## begin
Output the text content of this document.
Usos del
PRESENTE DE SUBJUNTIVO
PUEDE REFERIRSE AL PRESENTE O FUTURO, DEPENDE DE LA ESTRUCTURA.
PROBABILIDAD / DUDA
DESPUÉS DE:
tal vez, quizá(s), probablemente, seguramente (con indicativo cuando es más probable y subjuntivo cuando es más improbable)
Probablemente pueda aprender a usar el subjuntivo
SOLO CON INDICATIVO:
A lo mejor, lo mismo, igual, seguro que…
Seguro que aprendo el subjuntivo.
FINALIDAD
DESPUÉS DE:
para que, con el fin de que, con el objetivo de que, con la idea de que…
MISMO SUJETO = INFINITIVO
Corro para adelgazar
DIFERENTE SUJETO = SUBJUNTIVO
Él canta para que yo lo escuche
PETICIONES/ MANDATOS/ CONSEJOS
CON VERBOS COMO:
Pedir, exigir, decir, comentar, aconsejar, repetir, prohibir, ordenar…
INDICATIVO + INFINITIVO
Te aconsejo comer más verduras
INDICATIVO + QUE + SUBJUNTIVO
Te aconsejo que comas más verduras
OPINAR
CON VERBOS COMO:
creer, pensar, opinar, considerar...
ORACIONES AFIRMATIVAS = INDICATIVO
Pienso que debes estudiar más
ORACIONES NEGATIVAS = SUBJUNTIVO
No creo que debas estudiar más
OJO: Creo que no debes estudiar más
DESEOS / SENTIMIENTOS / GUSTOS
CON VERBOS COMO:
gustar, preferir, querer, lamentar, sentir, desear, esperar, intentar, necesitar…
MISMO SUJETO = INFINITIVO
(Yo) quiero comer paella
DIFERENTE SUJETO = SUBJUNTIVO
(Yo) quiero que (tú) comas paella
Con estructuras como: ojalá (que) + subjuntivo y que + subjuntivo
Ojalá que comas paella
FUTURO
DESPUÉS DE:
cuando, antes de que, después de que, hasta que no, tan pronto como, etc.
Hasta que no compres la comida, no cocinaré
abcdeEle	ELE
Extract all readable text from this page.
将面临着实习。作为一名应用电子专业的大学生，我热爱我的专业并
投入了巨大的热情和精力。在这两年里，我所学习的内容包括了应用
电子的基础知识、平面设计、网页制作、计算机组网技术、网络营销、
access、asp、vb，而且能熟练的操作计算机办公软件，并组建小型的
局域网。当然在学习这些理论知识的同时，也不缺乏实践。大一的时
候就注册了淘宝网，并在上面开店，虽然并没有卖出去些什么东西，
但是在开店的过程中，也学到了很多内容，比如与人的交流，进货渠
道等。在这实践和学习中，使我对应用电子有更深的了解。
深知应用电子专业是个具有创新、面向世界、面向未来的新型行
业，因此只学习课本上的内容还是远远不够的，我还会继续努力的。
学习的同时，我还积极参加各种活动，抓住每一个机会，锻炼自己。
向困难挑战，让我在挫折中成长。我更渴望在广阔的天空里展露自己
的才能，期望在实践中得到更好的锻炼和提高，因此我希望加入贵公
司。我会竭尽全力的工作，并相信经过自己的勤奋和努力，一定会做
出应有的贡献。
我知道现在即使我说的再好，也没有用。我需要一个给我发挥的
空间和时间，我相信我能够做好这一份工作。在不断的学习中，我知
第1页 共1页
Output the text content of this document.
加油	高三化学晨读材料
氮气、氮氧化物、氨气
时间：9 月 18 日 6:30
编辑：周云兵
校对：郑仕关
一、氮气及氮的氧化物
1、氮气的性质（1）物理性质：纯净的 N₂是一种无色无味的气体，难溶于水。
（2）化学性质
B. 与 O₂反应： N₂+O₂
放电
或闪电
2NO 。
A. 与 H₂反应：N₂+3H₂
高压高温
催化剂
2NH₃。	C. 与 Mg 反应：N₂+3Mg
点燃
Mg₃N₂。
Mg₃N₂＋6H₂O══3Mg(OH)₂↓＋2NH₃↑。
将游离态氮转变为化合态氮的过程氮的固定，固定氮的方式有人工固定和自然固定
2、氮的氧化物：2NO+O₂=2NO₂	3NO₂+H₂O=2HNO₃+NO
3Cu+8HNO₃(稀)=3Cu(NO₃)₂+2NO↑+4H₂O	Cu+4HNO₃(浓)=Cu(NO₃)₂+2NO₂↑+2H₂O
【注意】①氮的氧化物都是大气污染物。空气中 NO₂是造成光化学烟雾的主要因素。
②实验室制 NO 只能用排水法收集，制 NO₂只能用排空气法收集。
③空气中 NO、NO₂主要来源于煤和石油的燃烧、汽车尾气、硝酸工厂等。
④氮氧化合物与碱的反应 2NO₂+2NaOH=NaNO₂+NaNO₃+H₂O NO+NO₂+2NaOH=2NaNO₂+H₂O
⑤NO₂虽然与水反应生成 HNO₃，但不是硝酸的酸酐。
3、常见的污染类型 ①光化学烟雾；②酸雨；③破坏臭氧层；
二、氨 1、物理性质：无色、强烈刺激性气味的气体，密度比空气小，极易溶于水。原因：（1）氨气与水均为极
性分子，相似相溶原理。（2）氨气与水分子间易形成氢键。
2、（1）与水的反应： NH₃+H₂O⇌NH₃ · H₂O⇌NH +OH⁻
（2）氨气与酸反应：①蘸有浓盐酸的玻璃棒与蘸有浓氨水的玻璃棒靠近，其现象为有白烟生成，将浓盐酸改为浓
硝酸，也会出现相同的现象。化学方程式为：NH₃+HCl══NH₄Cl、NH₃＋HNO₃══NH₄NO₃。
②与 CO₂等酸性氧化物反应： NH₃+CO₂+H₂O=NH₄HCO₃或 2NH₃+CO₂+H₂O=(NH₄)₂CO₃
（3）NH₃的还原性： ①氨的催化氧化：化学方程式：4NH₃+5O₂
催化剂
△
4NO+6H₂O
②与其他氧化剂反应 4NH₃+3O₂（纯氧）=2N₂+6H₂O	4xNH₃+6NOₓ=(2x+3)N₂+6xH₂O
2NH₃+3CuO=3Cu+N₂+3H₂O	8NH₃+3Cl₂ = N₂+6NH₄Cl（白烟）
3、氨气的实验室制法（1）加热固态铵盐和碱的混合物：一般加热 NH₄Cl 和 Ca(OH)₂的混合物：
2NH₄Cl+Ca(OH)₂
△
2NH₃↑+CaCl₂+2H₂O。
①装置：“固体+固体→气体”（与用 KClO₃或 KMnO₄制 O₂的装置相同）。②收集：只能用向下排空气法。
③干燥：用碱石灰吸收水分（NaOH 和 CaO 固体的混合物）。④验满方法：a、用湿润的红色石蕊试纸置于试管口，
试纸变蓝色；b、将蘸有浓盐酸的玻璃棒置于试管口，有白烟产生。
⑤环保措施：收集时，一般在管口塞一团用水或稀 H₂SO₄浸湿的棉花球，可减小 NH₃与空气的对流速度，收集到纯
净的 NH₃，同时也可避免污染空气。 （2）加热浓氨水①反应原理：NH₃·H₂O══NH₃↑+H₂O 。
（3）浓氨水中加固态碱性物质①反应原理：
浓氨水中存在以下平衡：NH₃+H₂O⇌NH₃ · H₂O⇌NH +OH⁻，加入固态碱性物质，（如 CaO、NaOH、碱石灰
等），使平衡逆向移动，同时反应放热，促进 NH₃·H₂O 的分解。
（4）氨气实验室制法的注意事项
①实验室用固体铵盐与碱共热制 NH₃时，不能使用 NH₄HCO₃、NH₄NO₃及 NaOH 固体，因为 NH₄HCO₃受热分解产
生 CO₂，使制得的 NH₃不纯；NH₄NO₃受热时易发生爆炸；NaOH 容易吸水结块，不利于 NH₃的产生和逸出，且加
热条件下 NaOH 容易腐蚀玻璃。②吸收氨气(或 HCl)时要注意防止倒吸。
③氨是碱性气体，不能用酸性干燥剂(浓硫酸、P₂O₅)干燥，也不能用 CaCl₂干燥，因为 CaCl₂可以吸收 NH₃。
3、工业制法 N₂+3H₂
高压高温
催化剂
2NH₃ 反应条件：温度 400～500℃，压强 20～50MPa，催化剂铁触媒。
## end
Copy all lines from the listing that contain "quiero".

## Response to this exercise
(Yo) quiero comer paella
(Yo) quiero que (tú) comas paella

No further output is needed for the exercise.